Written instruction – Echo back every line between the line holding "bullet-triangle-icon: ▷ xyxy=(514,1160,525,1177)" and the line holding "sunblind-close-button-image xyxy=(64,1167,128,1208)", inclusive, with nothing changed.

===

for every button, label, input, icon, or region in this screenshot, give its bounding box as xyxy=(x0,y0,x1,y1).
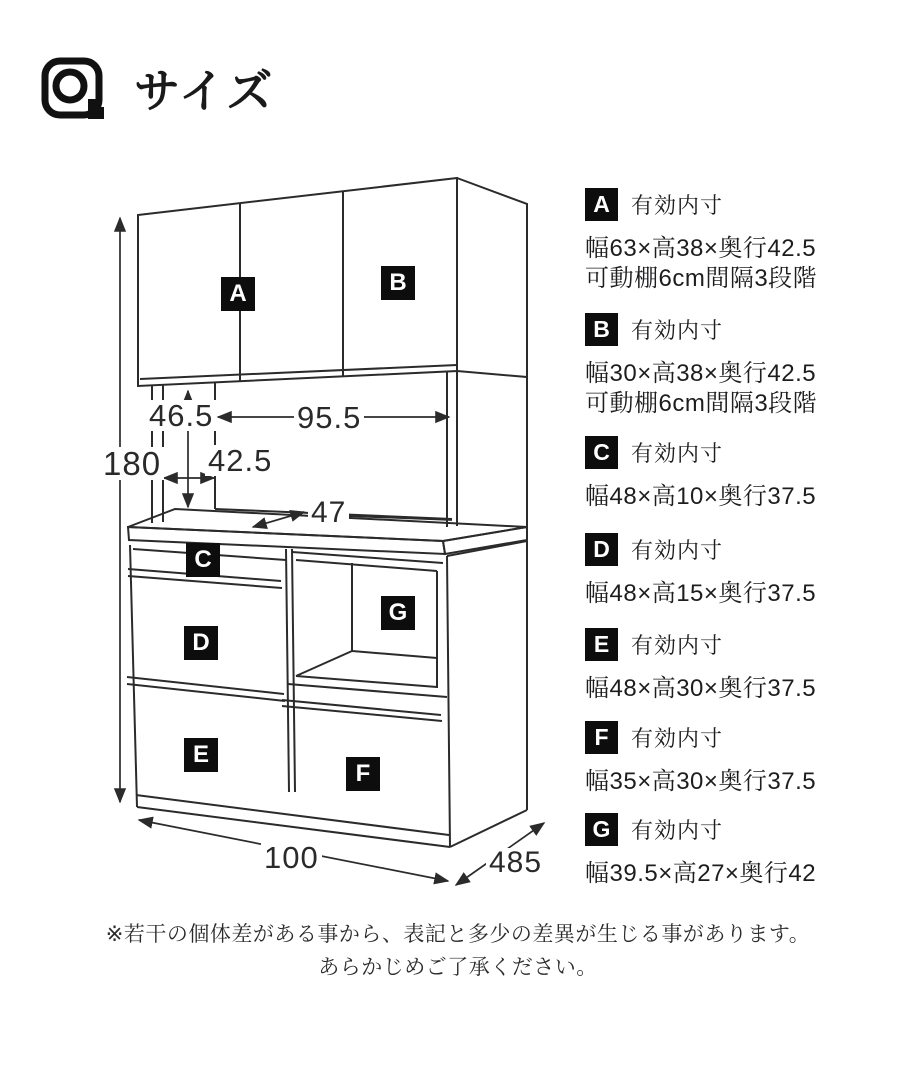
compartment-label-b: B xyxy=(381,266,415,300)
spec-line: 可動棚6cm間隔3段階 xyxy=(585,265,818,292)
compartment-label-c: C xyxy=(186,543,220,577)
dim-counter-depth: 47 xyxy=(308,498,349,528)
compartment-label-e: E xyxy=(184,738,218,772)
spec-row-d xyxy=(585,533,916,609)
compartment-label-a: A xyxy=(221,277,255,311)
compartment-label-d: D xyxy=(184,626,218,660)
spec-heading: 有効内寸 xyxy=(631,726,724,751)
spec-line: 幅48×高10×奥行37.5 xyxy=(585,483,817,510)
spec-line: 幅35×高30×奥行37.5 xyxy=(585,768,817,795)
compartment-label-f: F xyxy=(346,757,380,791)
spec-row-g xyxy=(585,813,916,889)
upper-cabinet xyxy=(138,178,527,386)
spec-heading: 有効内寸 xyxy=(631,538,724,563)
dim-open-space-width: 95.5 xyxy=(294,402,364,433)
spec-chip-e: E xyxy=(585,628,618,661)
spec-chip-a: A xyxy=(585,188,618,221)
disclaimer-line-2: あらかじめご了承ください。 xyxy=(318,956,598,979)
dim-total-depth: 485 xyxy=(486,848,545,878)
spec-chip-d: D xyxy=(585,533,618,566)
dim-open-space-height: 46.5 xyxy=(146,400,216,431)
spec-heading: 有効内寸 xyxy=(631,193,724,218)
spec-line: 幅30×高38×奥行42.5 xyxy=(585,360,817,387)
page-title: サイズ xyxy=(134,65,275,117)
spec-line: 可動棚6cm間隔3段階 xyxy=(585,390,818,417)
spec-line: 幅48×高30×奥行37.5 xyxy=(585,675,817,702)
disclaimer xyxy=(0,918,916,984)
dimension-lines xyxy=(120,218,544,885)
dim-total-height: 180 xyxy=(100,447,164,480)
dim-total-width: 100 xyxy=(261,842,322,873)
compartment-label-g: G xyxy=(381,596,415,630)
spec-chip-b: B xyxy=(585,313,618,346)
spec-chip-c: C xyxy=(585,436,618,469)
spec-heading: 有効内寸 xyxy=(631,441,724,466)
spec-line: 幅63×高38×奥行42.5 xyxy=(585,235,817,262)
spec-line: 幅48×高15×奥行37.5 xyxy=(585,580,817,607)
lower-cabinet xyxy=(127,541,527,847)
spec-heading: 有効内寸 xyxy=(631,633,724,658)
spec-row-b xyxy=(585,313,916,419)
dim-upper-depth: 42.5 xyxy=(205,445,275,476)
spec-chip-g: G xyxy=(585,813,618,846)
spec-heading: 有効内寸 xyxy=(631,318,724,343)
spec-row-e xyxy=(585,628,916,704)
spec-line: 幅39.5×高27×奥行42 xyxy=(585,860,817,887)
spec-row-a xyxy=(585,188,916,294)
spec-chip-f: F xyxy=(585,721,618,754)
spec-row-c xyxy=(585,436,916,512)
spec-row-f xyxy=(585,721,916,797)
spec-heading: 有効内寸 xyxy=(631,818,724,843)
disclaimer-line-1: ※若干の個体差がある事から、表記と多少の差異が生じる事があります。 xyxy=(105,923,811,946)
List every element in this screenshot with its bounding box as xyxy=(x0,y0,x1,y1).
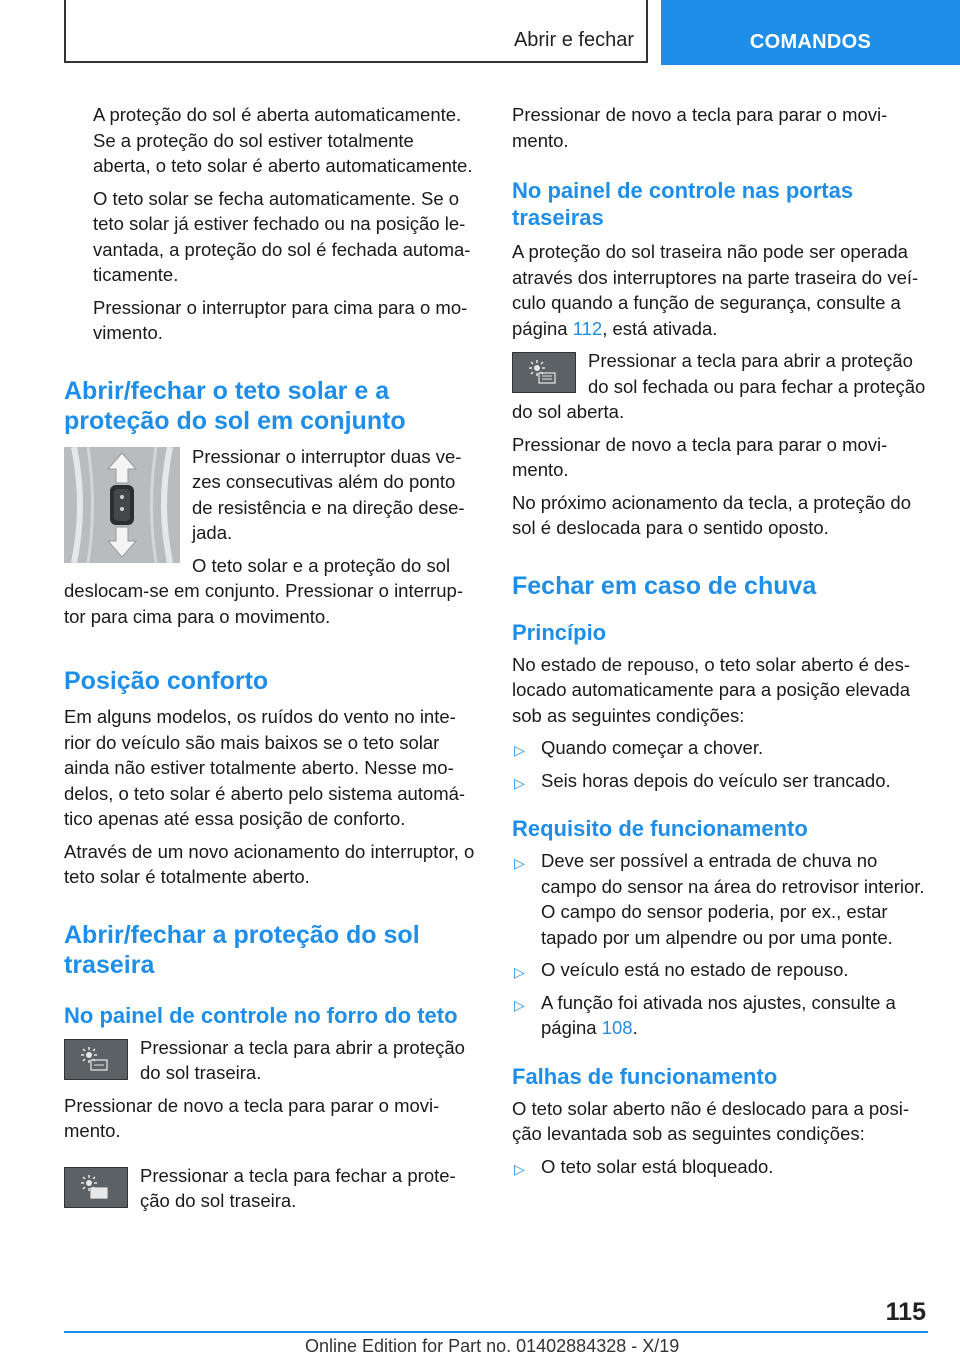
bullet-triangle-icon: ▷ xyxy=(514,1160,525,1177)
sunblind-icon xyxy=(65,1040,127,1079)
bullet-triangle-icon: ▷ xyxy=(514,742,525,758)
paragraph: O teto solar aberto não é deslocado para a posição levantada sob as seguintes condições: xyxy=(512,1097,909,1144)
paragraph: Em alguns modelos, os ruídos do vento no interior do veículo são mais baixos se o teto solar ainda não estiver totalmente aberto. Nesse modelos, o teto solar é aberto pelo sistema automático apenas até essa posição de conforto. xyxy=(64,706,466,829)
sunblind-close-button-image xyxy=(64,1167,128,1208)
list-item: ▷ O teto solar está bloqueado. xyxy=(512,1154,926,1180)
heading-together: Abrir/fechar o teto solar e a proteção do sol em conjunto xyxy=(64,376,406,435)
paragraph: O teto solar se fecha automaticamente. Se o teto solar já estiver fechado ou na posição levantada, a proteção do sol é fechada automaticamente. xyxy=(93,187,471,285)
subheading-requirement: Requisito de funcionamento xyxy=(512,816,808,841)
roof-switch-illustration xyxy=(64,447,180,563)
list-item: ▷ A função foi ativada nos ajustes, consulte a página 108. xyxy=(514,991,896,1038)
paragraph: Pressionar o interruptor duas vezes consecutivas além do ponto de resistência e na direção desejada. xyxy=(192,445,465,543)
left-column xyxy=(64,102,476,1221)
right-column xyxy=(512,102,926,1186)
page-number: 115 xyxy=(885,1298,926,1326)
paragraph: Pressionar a tecla para abrir a proteção do sol fechada ou para fechar a proteção do sol aberta. xyxy=(512,350,926,422)
paragraph: Através de um novo acionamento do interruptor, o teto solar é totalmente aberto. xyxy=(64,840,475,887)
subheading-failures: Falhas de funcionamento xyxy=(512,1063,778,1089)
failure-list xyxy=(512,1154,926,1180)
sunblind-open-button-image xyxy=(64,1039,128,1080)
bullet-triangle-icon: ▷ xyxy=(514,996,525,1013)
paragraph: Pressionar de novo a tecla para parar o movimento. xyxy=(64,1094,440,1141)
header-frame xyxy=(64,0,648,63)
page-link-108[interactable]: 108 xyxy=(601,1017,633,1038)
list-item: ▷ Quando começar a chover. xyxy=(512,735,926,761)
paragraph: No estado de repouso, o teto solar aberto é deslocado automaticamente para a posição elevada sob as seguintes condições: xyxy=(512,653,911,726)
footer-divider xyxy=(64,1331,928,1333)
section-title: Abrir e fechar xyxy=(513,29,634,51)
requirement-list xyxy=(512,848,926,1041)
paragraph: Pressionar a tecla para abrir a proteção do sol traseira. xyxy=(140,1036,465,1083)
bullet-triangle-icon: ▷ xyxy=(514,774,525,791)
paragraph: Pressionar o interruptor para cima para o movimento. xyxy=(93,296,468,343)
list-item: ▷ Deve ser possível a entrada de chuva no campo do sensor na área do retrovisor interior. O campo do sensor poderia, por ex., estar tapado por um alpendre ou por uma ponte. xyxy=(514,850,925,948)
paragraph: Pressionar de novo a tecla para parar o movimento. xyxy=(512,104,888,151)
paragraph: O teto solar e a proteção do sol deslocam-se em conjunto. Pressionar o interruptor para cima para o movimento. xyxy=(64,554,463,627)
chapter-tab[interactable]: COMANDOS xyxy=(661,0,960,65)
paragraph: No próximo acionamento da tecla, a proteção do sol é deslocada para o sentido oposto. xyxy=(512,491,912,538)
sunblind-icon xyxy=(65,1168,127,1207)
heading-rear-sunblind: Abrir/fechar a proteção do sol traseira xyxy=(64,920,420,979)
paragraph: A proteção do sol é aberta automaticamente. Se a proteção do sol estiver totalmente aberta, o teto solar é aberto automaticamente. xyxy=(93,104,473,176)
bullet-triangle-icon: ▷ xyxy=(514,855,525,871)
paragraph: Pressionar a tecla para fechar a proteção do sol traseira. xyxy=(140,1164,456,1211)
edition-footer: Online Edition for Part no. 01402884328 - X/19 xyxy=(305,1336,680,1356)
subheading-principle: Princípio xyxy=(512,619,607,645)
list-item: ▷ Seis horas depois do veículo ser trancado. xyxy=(512,768,926,794)
sunblind-icon xyxy=(513,353,575,392)
paragraph: Pressionar de novo a tecla para parar o movimento. xyxy=(512,433,888,480)
door-sunblind-button-image xyxy=(512,352,576,393)
bullet-triangle-icon: ▷ xyxy=(514,964,525,980)
subheading-ceiling: No painel de controle no forro do teto xyxy=(64,1002,458,1028)
page-link-112[interactable]: 112 xyxy=(572,317,603,339)
condition-list xyxy=(512,735,926,793)
heading-rain: Fechar em caso de chuva xyxy=(512,571,817,600)
heading-rear-doors: No painel de controle nas portas traseiras xyxy=(512,178,854,230)
paragraph: A proteção do sol traseira não pode ser operada através dos interruptores na parte traseira do veículo quando a função de segurança, consulte a página 112, está ativada. xyxy=(512,241,919,339)
heading-comfort: Posição conforto xyxy=(64,667,269,695)
list-item: ▷ O veículo está no estado de repouso. xyxy=(512,957,926,983)
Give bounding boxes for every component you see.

===

Answer below –
bullet-triangle-icon: ▷ xyxy=(514,1160,525,1177)
sunblind-icon xyxy=(65,1040,127,1079)
bullet-triangle-icon: ▷ xyxy=(514,742,525,758)
paragraph: O teto solar aberto não é deslocado para a posição levantada sob as seguintes condições: xyxy=(512,1097,909,1144)
paragraph: Em alguns modelos, os ruídos do vento no interior do veículo são mais baixos se o teto solar ainda não estiver totalmente aberto. Nesse modelos, o teto solar é aberto pelo sistema automático apenas até essa posição de conforto. xyxy=(64,706,466,829)
sunblind-close-button-image xyxy=(64,1167,128,1208)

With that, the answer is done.